**MATERIAL PROVIDED**
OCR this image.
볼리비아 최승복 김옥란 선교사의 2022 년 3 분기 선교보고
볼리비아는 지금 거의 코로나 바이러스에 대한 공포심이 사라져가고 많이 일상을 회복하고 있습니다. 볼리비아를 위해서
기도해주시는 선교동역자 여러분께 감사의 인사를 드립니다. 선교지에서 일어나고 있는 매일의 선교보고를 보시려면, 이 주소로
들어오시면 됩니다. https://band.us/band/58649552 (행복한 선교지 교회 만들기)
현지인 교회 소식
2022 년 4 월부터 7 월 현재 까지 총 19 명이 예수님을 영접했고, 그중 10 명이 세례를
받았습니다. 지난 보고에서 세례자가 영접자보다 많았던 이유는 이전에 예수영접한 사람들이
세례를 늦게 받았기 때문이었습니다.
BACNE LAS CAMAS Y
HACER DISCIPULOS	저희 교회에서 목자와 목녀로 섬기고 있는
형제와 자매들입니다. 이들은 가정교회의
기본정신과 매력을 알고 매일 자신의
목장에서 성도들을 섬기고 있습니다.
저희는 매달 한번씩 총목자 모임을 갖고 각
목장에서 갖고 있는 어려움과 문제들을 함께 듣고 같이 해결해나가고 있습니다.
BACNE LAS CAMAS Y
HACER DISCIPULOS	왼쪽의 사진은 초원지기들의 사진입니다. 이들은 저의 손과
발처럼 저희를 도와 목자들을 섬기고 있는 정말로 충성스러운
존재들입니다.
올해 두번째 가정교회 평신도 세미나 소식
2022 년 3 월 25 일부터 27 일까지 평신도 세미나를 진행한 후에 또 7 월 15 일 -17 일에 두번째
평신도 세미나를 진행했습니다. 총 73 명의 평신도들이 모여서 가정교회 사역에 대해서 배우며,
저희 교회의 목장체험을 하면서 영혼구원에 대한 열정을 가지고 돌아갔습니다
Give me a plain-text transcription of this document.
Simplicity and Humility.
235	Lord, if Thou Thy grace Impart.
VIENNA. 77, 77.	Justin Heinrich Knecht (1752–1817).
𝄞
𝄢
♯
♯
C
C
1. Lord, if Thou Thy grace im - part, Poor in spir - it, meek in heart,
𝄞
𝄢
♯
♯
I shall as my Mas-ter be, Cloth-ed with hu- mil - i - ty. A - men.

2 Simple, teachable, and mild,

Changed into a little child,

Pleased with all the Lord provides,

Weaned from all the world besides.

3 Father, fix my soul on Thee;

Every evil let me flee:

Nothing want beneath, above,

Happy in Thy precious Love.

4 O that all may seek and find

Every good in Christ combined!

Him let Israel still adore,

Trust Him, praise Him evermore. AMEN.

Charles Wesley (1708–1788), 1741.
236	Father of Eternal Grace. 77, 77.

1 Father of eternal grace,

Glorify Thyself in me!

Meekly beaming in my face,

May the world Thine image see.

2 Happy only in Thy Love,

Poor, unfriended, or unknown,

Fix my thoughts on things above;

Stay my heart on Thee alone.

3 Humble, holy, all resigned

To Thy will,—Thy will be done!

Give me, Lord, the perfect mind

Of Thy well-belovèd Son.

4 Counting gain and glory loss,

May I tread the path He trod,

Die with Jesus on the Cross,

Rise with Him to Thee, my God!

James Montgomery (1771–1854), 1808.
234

**WRITTEN EXERCISE**
Copy exactly the lines above, from the one containing "Give me a plain-text" through the very last line.

**CORRECT OUTPUT**
Give me a plain-text transcription of this document.
Simplicity and Humility.
235	Lord, if Thou Thy grace Impart.
VIENNA. 77, 77.	Justin Heinrich Knecht (1752–1817).
𝄞
𝄢
♯
♯
C
C
1. Lord, if Thou Thy grace im - part, Poor in spir - it, meek in heart,
𝄞
𝄢
♯
♯
I shall as my Mas-ter be, Cloth-ed with hu- mil - i - ty. A - men.

2 Simple, teachable, and mild,

Changed into a little child,

Pleased with all the Lord provides,

Weaned from all the world besides.

3 Father, fix my soul on Thee;

Every evil let me flee:

Nothing want beneath, above,

Happy in Thy precious Love.

4 O that all may seek and find

Every good in Christ combined!

Him let Israel still adore,

Trust Him, praise Him evermore. AMEN.

Charles Wesley (1708–1788), 1741.
236	Father of Eternal Grace. 77, 77.

1 Father of eternal grace,

Glorify Thyself in me!

Meekly beaming in my face,

May the world Thine image see.

2 Happy only in Thy Love,

Poor, unfriended, or unknown,

Fix my thoughts on things above;

Stay my heart on Thee alone.

3 Humble, holy, all resigned

To Thy will,—Thy will be done!

Give me, Lord, the perfect mind

Of Thy well-belovèd Son.

4 Counting gain and glory loss,

May I tread the path He trod,

Die with Jesus on the Cross,

Rise with Him to Thee, my God!

James Montgomery (1771–1854), 1808.
234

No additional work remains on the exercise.